*Set exercise*.
Every entry that follows should be reproduced exactly.

*Supplied records*.
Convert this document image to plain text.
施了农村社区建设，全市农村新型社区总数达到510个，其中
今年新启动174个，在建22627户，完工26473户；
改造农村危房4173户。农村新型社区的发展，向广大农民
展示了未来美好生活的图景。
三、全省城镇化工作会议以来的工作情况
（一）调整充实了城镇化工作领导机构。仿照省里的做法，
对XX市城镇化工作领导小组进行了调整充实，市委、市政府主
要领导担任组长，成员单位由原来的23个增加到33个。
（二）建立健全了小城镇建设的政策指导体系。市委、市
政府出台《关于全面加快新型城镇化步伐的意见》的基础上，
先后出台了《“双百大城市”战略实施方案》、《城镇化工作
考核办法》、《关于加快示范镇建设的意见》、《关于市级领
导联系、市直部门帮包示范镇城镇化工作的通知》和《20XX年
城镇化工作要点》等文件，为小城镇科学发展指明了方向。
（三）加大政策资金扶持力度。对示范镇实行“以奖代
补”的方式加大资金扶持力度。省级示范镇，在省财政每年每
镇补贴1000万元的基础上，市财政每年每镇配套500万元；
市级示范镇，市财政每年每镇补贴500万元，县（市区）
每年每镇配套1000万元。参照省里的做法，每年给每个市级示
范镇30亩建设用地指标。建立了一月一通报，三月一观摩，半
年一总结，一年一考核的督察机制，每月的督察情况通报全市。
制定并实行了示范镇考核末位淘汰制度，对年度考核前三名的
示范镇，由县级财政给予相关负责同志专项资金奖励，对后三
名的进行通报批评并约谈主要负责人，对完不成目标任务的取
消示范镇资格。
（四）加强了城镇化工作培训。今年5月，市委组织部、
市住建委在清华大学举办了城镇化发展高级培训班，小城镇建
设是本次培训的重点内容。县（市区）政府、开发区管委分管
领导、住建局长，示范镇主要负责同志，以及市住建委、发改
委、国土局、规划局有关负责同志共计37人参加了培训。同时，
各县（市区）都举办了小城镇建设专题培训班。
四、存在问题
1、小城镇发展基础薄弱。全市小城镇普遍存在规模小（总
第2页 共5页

*Correct answer*.
Convert this document image to plain text.
施了农村社区建设，全市农村新型社区总数达到510个，其中
今年新启动174个，在建22627户，完工26473户；
改造农村危房4173户。农村新型社区的发展，向广大农民
展示了未来美好生活的图景。
三、全省城镇化工作会议以来的工作情况
（一）调整充实了城镇化工作领导机构。仿照省里的做法，
对XX市城镇化工作领导小组进行了调整充实，市委、市政府主
要领导担任组长，成员单位由原来的23个增加到33个。
（二）建立健全了小城镇建设的政策指导体系。市委、市
政府出台《关于全面加快新型城镇化步伐的意见》的基础上，
先后出台了《“双百大城市”战略实施方案》、《城镇化工作
考核办法》、《关于加快示范镇建设的意见》、《关于市级领
导联系、市直部门帮包示范镇城镇化工作的通知》和《20XX年
城镇化工作要点》等文件，为小城镇科学发展指明了方向。
（三）加大政策资金扶持力度。对示范镇实行“以奖代
补”的方式加大资金扶持力度。省级示范镇，在省财政每年每
镇补贴1000万元的基础上，市财政每年每镇配套500万元；
市级示范镇，市财政每年每镇补贴500万元，县（市区）
每年每镇配套1000万元。参照省里的做法，每年给每个市级示
范镇30亩建设用地指标。建立了一月一通报，三月一观摩，半
年一总结，一年一考核的督察机制，每月的督察情况通报全市。
制定并实行了示范镇考核末位淘汰制度，对年度考核前三名的
示范镇，由县级财政给予相关负责同志专项资金奖励，对后三
名的进行通报批评并约谈主要负责人，对完不成目标任务的取
消示范镇资格。
（四）加强了城镇化工作培训。今年5月，市委组织部、
市住建委在清华大学举办了城镇化发展高级培训班，小城镇建
设是本次培训的重点内容。县（市区）政府、开发区管委分管
领导、住建局长，示范镇主要负责同志，以及市住建委、发改
委、国土局、规划局有关负责同志共计37人参加了培训。同时，
各县（市区）都举办了小城镇建设专题培训班。
四、存在问题
1、小城镇发展基础薄弱。全市小城镇普遍存在规模小（总
第2页 共5页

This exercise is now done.